▸ **Passage**:
Can the dirt, grime and decay of industrial sites provide a good basis for mixed-use development? Josephine Smit finds out

Paintworks, Bristol - Verve Properties

Project

Ashley Nicholson had an ambitious plan. The director with developer Verve had around 80 projects to his credit, some commercial, some residential and almost all involving reviving old buildings in off-pitch locations. At Paintworks, he set out to apply all his knowledge to produce the perfect regeneration, create a model of best practice, and set out Verve’s stall as a developer of “heart and soul”.

The 12-acre site was an industrial estate packed with dull industrial buildings of varying ages. A combination of conversion and new build will produce a mixed-use village of around 277 homes and live/work units alongside business units housing everything from a sculptor to a dentist. The site also has a 59,000ft2 studio for television production company Endemol West. The developer has worked with architects Tooley and Foster and Acanthus Ferguson Mann, contractors Greenhill Regeneration and Bilton and Johnson, mechanical and electrical consultant Silcock Dawson, engineering consultants FMH Consulting Engineers and Engage Consult and project manager Strebor Management.

▸ **Challenges**:
A – Copy the Paintworks article word for word, between "The 12-acre site" and "manager Strebor Management.", inclusive.
B – Write the next part of the article on the Paintworks regeneration in Bristol, carrying on from its last sentence.

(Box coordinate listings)
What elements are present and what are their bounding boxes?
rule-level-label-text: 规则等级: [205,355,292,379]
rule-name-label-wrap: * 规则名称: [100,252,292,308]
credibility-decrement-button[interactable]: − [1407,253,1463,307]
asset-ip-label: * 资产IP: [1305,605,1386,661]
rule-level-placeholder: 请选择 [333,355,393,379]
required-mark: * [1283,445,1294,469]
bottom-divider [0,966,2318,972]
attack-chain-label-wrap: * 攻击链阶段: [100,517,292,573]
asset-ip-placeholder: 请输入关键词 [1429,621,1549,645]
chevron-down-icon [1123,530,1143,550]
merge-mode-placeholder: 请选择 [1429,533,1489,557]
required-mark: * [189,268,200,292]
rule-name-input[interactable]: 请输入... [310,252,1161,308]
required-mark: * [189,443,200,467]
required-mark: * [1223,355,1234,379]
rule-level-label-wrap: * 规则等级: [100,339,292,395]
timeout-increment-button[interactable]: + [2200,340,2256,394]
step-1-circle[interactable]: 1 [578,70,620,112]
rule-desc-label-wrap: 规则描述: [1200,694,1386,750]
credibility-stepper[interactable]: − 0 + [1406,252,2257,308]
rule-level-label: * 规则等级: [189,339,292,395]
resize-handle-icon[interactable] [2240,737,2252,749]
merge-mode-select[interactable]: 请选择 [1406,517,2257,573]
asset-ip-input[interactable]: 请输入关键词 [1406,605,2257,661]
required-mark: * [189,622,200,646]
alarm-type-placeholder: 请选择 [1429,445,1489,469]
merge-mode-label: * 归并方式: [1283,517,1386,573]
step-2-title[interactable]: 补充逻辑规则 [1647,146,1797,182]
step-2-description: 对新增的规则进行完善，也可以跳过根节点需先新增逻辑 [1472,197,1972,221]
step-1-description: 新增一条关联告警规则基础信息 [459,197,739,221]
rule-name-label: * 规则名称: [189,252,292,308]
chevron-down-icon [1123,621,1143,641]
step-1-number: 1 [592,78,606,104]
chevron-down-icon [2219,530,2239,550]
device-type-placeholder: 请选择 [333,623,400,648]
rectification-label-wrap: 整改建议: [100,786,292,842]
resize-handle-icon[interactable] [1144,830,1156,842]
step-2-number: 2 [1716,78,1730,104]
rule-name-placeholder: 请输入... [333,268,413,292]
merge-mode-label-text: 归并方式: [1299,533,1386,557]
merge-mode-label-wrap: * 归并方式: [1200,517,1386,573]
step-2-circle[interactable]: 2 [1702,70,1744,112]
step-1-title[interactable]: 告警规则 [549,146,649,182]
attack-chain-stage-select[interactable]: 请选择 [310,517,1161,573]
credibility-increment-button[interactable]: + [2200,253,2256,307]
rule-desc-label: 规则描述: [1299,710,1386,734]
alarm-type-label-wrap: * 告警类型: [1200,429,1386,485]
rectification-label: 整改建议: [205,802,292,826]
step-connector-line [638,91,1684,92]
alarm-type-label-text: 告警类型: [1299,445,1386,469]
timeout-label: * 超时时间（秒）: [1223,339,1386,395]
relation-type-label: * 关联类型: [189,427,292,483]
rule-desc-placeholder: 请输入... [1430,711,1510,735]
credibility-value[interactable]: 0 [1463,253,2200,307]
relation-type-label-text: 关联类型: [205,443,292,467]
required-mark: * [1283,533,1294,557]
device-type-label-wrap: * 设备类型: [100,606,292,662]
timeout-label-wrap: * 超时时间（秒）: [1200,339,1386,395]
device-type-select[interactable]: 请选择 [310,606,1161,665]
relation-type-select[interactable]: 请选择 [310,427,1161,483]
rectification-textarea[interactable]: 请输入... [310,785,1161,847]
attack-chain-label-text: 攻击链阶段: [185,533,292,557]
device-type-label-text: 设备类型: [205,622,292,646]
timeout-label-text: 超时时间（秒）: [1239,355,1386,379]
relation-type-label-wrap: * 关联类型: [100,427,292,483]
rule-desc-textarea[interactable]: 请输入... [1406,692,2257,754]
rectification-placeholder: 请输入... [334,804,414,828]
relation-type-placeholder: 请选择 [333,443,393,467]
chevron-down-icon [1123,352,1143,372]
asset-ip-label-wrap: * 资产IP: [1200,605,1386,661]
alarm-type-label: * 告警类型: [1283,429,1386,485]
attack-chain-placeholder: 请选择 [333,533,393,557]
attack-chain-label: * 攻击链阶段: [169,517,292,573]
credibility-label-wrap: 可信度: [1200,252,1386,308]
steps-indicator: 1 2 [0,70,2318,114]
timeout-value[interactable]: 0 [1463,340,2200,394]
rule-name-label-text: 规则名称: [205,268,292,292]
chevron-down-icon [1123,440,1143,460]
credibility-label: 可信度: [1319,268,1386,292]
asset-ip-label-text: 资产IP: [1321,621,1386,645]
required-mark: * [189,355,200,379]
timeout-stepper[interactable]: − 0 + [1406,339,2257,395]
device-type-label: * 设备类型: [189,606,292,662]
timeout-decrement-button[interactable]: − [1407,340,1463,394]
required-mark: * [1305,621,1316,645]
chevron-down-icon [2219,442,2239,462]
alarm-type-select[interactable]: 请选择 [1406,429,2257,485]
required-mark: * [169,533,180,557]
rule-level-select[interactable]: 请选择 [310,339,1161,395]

▸ **Answers in order**:
A –
The 12-acre site was an industrial estate packed with dull industrial buildings of varying ages. A combination of conversion and new build will produce a mixed-use village of around 277 homes and live/work units alongside business units housing everything from a sculptor to a dentist. The site also has a 59,000ft2 studio for television production company Endemol West. The developer has worked with architects Tooley and Foster and Acanthus Ferguson Mann, contractors Greenhill Regeneration and Bilton and Johnson, mechanical and electrical consultant Silcock Dawson, engineering consultants FMH Consulting Engineers and Engage Consult and project manager Strebor Management.

B –
Phase one comprises 20 apartments and live/work units and 32 business units, plus a bar/cafe and gallery, all conversions and now complete. The first element of phase 2 was completed this year and delivered 15 business units. The second element of phase two, refurbishment of a 1930s-built administration building into seven apartments and seven business units, will be completed next year. The developer has applied for outline planning permission to develop the third and final phase of around 250 new-build homes with more commercial space and a piazza. Homes are sold as loft-style shells at prices from £125,000.

The brief

Nicholson is more interested in creating environments that work than architectural statements, more interested in the little man than big business, and, in case you hadn’t got the message already, anti-corporate. This is regeneration with attitude.

The brief was unconventional. Nicholson wanted perfection in community and regeneration terms, but not aesthetics. He says: “At first, the architect architecturalised it. I didn’t want everything squared off. We were terribly hands on. We wanted it designed from how it would work, who would use it, mixing uses to provide natural surveillance.” The end result is a scheme that is medieval in its compactness, and which Nicholson describes as “really raw”.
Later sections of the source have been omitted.